>> Start RECORDED INFORMATION

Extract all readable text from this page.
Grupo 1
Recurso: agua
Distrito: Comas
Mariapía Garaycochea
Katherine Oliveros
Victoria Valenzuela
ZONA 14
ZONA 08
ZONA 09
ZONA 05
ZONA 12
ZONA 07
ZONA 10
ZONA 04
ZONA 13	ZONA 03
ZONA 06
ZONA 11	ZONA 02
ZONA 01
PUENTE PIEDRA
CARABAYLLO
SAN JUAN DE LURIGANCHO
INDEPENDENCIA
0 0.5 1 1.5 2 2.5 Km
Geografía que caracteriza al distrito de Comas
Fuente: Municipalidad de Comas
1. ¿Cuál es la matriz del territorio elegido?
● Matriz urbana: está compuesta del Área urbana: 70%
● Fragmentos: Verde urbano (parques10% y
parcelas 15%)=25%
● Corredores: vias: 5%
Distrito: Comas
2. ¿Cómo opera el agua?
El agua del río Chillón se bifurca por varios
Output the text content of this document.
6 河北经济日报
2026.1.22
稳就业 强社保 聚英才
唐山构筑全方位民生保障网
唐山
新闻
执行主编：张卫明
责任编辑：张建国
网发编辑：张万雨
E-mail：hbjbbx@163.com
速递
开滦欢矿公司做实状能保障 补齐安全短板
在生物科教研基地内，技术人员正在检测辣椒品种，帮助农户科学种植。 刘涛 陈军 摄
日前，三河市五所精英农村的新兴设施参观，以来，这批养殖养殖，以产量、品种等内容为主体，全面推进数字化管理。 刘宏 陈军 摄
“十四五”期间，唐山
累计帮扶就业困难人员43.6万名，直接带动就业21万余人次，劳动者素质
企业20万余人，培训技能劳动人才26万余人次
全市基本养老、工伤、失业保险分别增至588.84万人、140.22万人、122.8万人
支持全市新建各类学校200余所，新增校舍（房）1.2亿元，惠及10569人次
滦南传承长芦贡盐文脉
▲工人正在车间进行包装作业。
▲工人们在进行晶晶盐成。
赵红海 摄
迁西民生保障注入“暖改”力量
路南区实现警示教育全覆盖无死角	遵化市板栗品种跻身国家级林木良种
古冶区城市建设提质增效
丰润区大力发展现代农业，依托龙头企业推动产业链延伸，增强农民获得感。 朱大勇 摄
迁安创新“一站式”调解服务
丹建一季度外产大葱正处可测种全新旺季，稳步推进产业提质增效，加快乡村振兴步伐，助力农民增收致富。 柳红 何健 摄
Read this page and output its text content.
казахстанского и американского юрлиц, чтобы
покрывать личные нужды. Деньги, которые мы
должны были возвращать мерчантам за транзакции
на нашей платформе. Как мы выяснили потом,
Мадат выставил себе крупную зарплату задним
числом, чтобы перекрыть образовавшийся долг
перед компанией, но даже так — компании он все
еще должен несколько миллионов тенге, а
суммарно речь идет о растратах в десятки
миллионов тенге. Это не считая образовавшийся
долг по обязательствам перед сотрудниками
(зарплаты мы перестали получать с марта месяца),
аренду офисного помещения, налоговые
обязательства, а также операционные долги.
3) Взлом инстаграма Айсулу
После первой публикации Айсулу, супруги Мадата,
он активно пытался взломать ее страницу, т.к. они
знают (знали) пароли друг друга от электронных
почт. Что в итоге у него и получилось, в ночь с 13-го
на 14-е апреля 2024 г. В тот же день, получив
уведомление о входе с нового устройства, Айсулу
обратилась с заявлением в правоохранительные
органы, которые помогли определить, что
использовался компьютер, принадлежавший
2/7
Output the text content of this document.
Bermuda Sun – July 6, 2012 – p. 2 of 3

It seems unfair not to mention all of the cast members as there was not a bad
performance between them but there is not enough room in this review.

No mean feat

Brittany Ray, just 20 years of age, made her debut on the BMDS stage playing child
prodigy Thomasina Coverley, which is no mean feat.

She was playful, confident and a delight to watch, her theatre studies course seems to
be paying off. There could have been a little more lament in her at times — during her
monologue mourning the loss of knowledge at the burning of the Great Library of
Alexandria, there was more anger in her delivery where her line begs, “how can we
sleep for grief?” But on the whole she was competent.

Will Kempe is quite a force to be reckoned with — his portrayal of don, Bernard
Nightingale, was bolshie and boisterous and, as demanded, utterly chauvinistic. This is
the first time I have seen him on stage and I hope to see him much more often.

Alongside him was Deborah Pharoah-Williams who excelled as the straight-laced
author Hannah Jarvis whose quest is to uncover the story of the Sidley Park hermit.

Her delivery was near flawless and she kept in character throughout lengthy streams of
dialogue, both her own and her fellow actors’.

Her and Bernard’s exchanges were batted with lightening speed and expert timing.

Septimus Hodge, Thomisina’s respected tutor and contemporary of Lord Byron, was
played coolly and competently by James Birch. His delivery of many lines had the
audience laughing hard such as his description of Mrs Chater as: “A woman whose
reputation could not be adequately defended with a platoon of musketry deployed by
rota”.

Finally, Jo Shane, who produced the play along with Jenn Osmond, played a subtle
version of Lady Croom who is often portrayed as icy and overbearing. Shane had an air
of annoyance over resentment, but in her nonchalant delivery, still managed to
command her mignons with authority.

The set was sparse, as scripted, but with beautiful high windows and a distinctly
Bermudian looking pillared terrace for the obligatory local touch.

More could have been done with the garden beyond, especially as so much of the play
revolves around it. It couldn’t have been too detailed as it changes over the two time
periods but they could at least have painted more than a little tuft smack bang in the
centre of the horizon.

>> End RECORDED INFORMATION

◆ PROBLEM REQUIREMENTS: Each record above should be repeated exactly as it appears.

◆ RIGHT ANSWER:
Extract all readable text from this page.
Grupo 1
Recurso: agua
Distrito: Comas
Mariapía Garaycochea
Katherine Oliveros
Victoria Valenzuela
ZONA 14
ZONA 08
ZONA 09
ZONA 05
ZONA 12
ZONA 07
ZONA 10
ZONA 04
ZONA 13	ZONA 03
ZONA 06
ZONA 11	ZONA 02
ZONA 01
PUENTE PIEDRA
CARABAYLLO
SAN JUAN DE LURIGANCHO
INDEPENDENCIA
0 0.5 1 1.5 2 2.5 Km
Geografía que caracteriza al distrito de Comas
Fuente: Municipalidad de Comas
1. ¿Cuál es la matriz del territorio elegido?
● Matriz urbana: está compuesta del Área urbana: 70%
● Fragmentos: Verde urbano (parques10% y
parcelas 15%)=25%
● Corredores: vias: 5%
Distrito: Comas
2. ¿Cómo opera el agua?
El agua del río Chillón se bifurca por varios
Output the text content of this document.
6 河北经济日报
2026.1.22
稳就业 强社保 聚英才
唐山构筑全方位民生保障网
唐山
新闻
执行主编：张卫明
责任编辑：张建国
网发编辑：张万雨
E-mail：hbjbbx@163.com
速递
开滦欢矿公司做实状能保障 补齐安全短板
在生物科教研基地内，技术人员正在检测辣椒品种，帮助农户科学种植。 刘涛 陈军 摄
日前，三河市五所精英农村的新兴设施参观，以来，这批养殖养殖，以产量、品种等内容为主体，全面推进数字化管理。 刘宏 陈军 摄
“十四五”期间，唐山
累计帮扶就业困难人员43.6万名，直接带动就业21万余人次，劳动者素质
企业20万余人，培训技能劳动人才26万余人次
全市基本养老、工伤、失业保险分别增至588.84万人、140.22万人、122.8万人
支持全市新建各类学校200余所，新增校舍（房）1.2亿元，惠及10569人次
滦南传承长芦贡盐文脉
▲工人正在车间进行包装作业。
▲工人们在进行晶晶盐成。
赵红海 摄
迁西民生保障注入“暖改”力量
路南区实现警示教育全覆盖无死角	遵化市板栗品种跻身国家级林木良种
古冶区城市建设提质增效
丰润区大力发展现代农业，依托龙头企业推动产业链延伸，增强农民获得感。 朱大勇 摄
迁安创新“一站式”调解服务
丹建一季度外产大葱正处可测种全新旺季，稳步推进产业提质增效，加快乡村振兴步伐，助力农民增收致富。 柳红 何健 摄
Read this page and output its text content.
казахстанского и американского юрлиц, чтобы
покрывать личные нужды. Деньги, которые мы
должны были возвращать мерчантам за транзакции
на нашей платформе. Как мы выяснили потом,
Мадат выставил себе крупную зарплату задним
числом, чтобы перекрыть образовавшийся долг
перед компанией, но даже так — компании он все
еще должен несколько миллионов тенге, а
суммарно речь идет о растратах в десятки
миллионов тенге. Это не считая образовавшийся
долг по обязательствам перед сотрудниками
(зарплаты мы перестали получать с марта месяца),
аренду офисного помещения, налоговые
обязательства, а также операционные долги.
3) Взлом инстаграма Айсулу
После первой публикации Айсулу, супруги Мадата,
он активно пытался взломать ее страницу, т.к. они
знают (знали) пароли друг друга от электронных
почт. Что в итоге у него и получилось, в ночь с 13-го
на 14-е апреля 2024 г. В тот же день, получив
уведомление о входе с нового устройства, Айсулу
обратилась с заявлением в правоохранительные
органы, которые помогли определить, что
использовался компьютер, принадлежавший
2/7
Output the text content of this document.
Bermuda Sun – July 6, 2012 – p. 2 of 3

It seems unfair not to mention all of the cast members as there was not a bad
performance between them but there is not enough room in this review.

No mean feat

Brittany Ray, just 20 years of age, made her debut on the BMDS stage playing child
prodigy Thomasina Coverley, which is no mean feat.

She was playful, confident and a delight to watch, her theatre studies course seems to
be paying off. There could have been a little more lament in her at times — during her
monologue mourning the loss of knowledge at the burning of the Great Library of
Alexandria, there was more anger in her delivery where her line begs, “how can we
sleep for grief?” But on the whole she was competent.

Will Kempe is quite a force to be reckoned with — his portrayal of don, Bernard
Nightingale, was bolshie and boisterous and, as demanded, utterly chauvinistic. This is
the first time I have seen him on stage and I hope to see him much more often.

Alongside him was Deborah Pharoah-Williams who excelled as the straight-laced
author Hannah Jarvis whose quest is to uncover the story of the Sidley Park hermit.

Her delivery was near flawless and she kept in character throughout lengthy streams of
dialogue, both her own and her fellow actors’.

Her and Bernard’s exchanges were batted with lightening speed and expert timing.

Septimus Hodge, Thomisina’s respected tutor and contemporary of Lord Byron, was
played coolly and competently by James Birch. His delivery of many lines had the
audience laughing hard such as his description of Mrs Chater as: “A woman whose
reputation could not be adequately defended with a platoon of musketry deployed by
rota”.

Finally, Jo Shane, who produced the play along with Jenn Osmond, played a subtle
version of Lady Croom who is often portrayed as icy and overbearing. Shane had an air
of annoyance over resentment, but in her nonchalant delivery, still managed to
command her mignons with authority.

The set was sparse, as scripted, but with beautiful high windows and a distinctly
Bermudian looking pillared terrace for the obligatory local touch.

More could have been done with the garden beyond, especially as so much of the play
revolves around it. It couldn’t have been too detailed as it changes over the two time
periods but they could at least have painted more than a little tuft smack bang in the
centre of the horizon.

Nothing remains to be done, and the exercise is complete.